(Recorded data)
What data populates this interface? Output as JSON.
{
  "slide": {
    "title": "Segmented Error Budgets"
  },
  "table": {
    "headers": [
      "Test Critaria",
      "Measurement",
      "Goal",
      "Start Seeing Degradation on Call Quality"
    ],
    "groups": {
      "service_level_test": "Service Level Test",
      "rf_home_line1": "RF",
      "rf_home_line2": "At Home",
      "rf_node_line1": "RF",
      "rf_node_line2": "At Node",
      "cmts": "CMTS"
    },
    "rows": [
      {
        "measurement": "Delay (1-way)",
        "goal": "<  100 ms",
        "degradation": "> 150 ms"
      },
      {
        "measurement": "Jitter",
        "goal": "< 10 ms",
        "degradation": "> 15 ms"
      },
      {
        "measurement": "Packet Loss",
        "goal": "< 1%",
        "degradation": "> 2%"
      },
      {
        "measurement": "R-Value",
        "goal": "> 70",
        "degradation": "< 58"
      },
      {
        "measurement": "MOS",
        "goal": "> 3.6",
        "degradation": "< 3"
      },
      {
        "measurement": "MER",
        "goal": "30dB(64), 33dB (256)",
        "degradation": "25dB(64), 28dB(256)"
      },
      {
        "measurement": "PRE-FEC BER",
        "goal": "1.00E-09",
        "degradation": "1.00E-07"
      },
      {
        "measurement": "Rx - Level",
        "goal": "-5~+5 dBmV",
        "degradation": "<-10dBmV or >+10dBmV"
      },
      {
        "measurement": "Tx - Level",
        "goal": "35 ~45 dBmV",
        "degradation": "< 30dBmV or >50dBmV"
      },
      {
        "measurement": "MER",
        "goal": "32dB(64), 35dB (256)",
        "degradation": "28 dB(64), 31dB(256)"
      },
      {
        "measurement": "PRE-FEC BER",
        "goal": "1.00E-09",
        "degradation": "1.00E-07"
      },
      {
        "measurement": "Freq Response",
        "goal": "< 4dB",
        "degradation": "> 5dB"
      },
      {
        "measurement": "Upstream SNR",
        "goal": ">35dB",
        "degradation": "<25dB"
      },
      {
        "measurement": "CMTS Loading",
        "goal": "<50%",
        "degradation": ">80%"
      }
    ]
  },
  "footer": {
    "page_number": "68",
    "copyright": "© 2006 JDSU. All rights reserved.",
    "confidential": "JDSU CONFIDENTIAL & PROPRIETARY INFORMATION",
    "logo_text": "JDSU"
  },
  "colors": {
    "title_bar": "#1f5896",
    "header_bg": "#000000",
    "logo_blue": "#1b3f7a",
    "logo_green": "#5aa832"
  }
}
==
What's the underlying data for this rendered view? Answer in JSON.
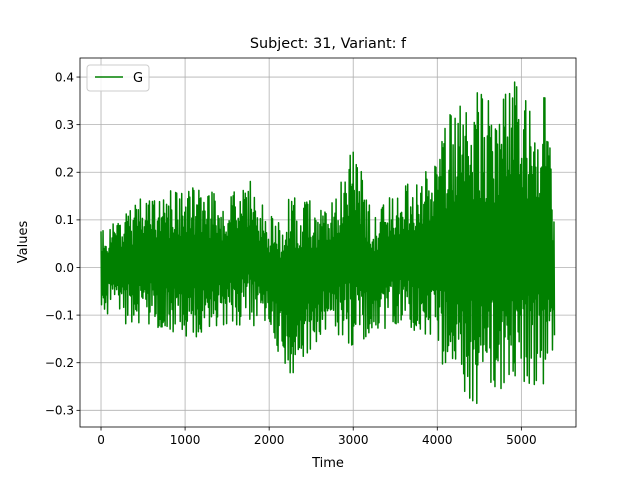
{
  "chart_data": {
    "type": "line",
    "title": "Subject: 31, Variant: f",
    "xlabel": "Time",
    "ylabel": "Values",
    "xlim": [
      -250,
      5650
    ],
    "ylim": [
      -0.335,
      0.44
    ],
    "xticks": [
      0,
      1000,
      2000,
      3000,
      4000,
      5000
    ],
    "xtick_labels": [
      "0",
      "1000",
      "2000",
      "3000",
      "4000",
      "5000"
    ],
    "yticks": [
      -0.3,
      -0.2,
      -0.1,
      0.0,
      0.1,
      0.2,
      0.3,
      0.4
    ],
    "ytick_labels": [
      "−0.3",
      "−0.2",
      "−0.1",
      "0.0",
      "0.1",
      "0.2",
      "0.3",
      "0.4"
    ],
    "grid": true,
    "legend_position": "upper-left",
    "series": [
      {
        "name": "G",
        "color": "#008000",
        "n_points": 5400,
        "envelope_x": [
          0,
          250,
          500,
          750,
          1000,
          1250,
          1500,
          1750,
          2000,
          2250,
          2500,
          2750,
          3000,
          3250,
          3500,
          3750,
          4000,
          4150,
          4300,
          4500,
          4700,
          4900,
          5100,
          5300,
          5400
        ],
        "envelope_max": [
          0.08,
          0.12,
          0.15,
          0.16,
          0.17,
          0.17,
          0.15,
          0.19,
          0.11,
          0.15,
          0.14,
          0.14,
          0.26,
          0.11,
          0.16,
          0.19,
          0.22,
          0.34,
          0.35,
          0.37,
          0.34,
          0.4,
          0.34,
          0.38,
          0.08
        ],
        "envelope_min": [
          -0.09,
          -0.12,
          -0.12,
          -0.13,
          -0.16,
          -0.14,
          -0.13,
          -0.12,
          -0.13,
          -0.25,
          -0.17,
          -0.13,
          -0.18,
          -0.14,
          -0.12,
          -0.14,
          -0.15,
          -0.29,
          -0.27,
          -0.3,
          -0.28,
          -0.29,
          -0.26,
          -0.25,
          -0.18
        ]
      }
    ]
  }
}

What is required
Copy out each line of the data where the string "JDSU" appears.

Correct output
    "copyright": "© 2006 JDSU. All rights reserved.",
    "confidential": "JDSU CONFIDENTIAL & PROPRIETARY INFORMATION",
    "logo_text": "JDSU"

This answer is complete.